(Data items)

--- BEGIN ---

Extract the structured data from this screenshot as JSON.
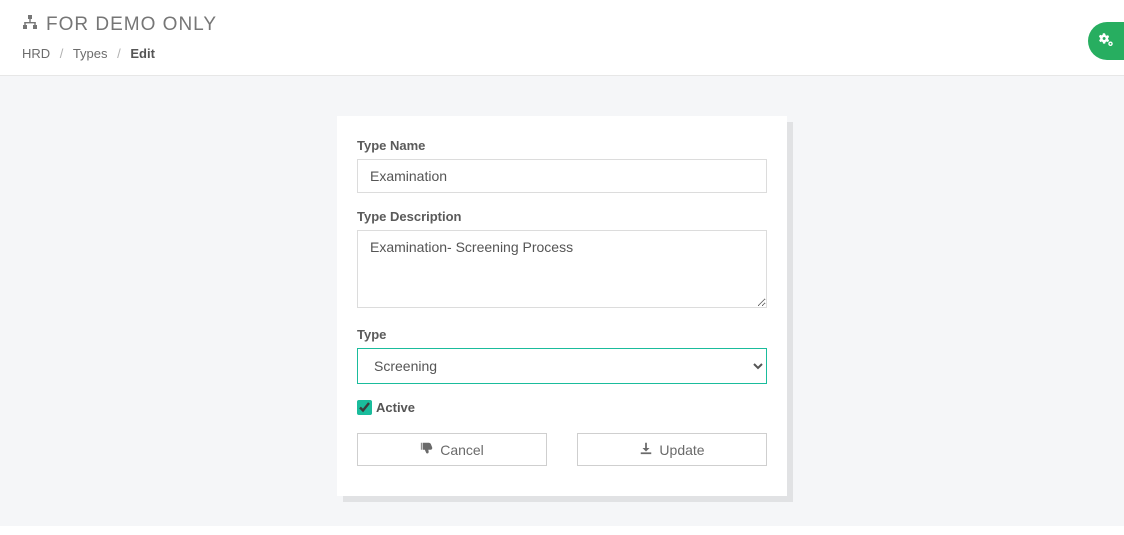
{
  "header": {
    "title": "FOR DEMO ONLY",
    "breadcrumb": {
      "items": [
        "HRD",
        "Types"
      ],
      "current": "Edit"
    }
  },
  "form": {
    "type_name": {
      "label": "Type Name",
      "value": "Examination"
    },
    "type_description": {
      "label": "Type Description",
      "value": "Examination- Screening Process"
    },
    "type": {
      "label": "Type",
      "selected": "Screening"
    },
    "active": {
      "label": "Active",
      "checked": true
    }
  },
  "buttons": {
    "cancel": "Cancel",
    "update": "Update"
  }
}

--- END ---

(Instruction)
Every record gets retyped exactly; no picture goes into the copy.

(Worked answer)
Extract the structured data from this screenshot as JSON.
{
  "header": {
    "title": "FOR DEMO ONLY",
    "breadcrumb": {
      "items": [
        "HRD",
        "Types"
      ],
      "current": "Edit"
    }
  },
  "form": {
    "type_name": {
      "label": "Type Name",
      "value": "Examination"
    },
    "type_description": {
      "label": "Type Description",
      "value": "Examination- Screening Process"
    },
    "type": {
      "label": "Type",
      "selected": "Screening"
    },
    "active": {
      "label": "Active",
      "checked": true
    }
  },
  "buttons": {
    "cancel": "Cancel",
    "update": "Update"
  }
}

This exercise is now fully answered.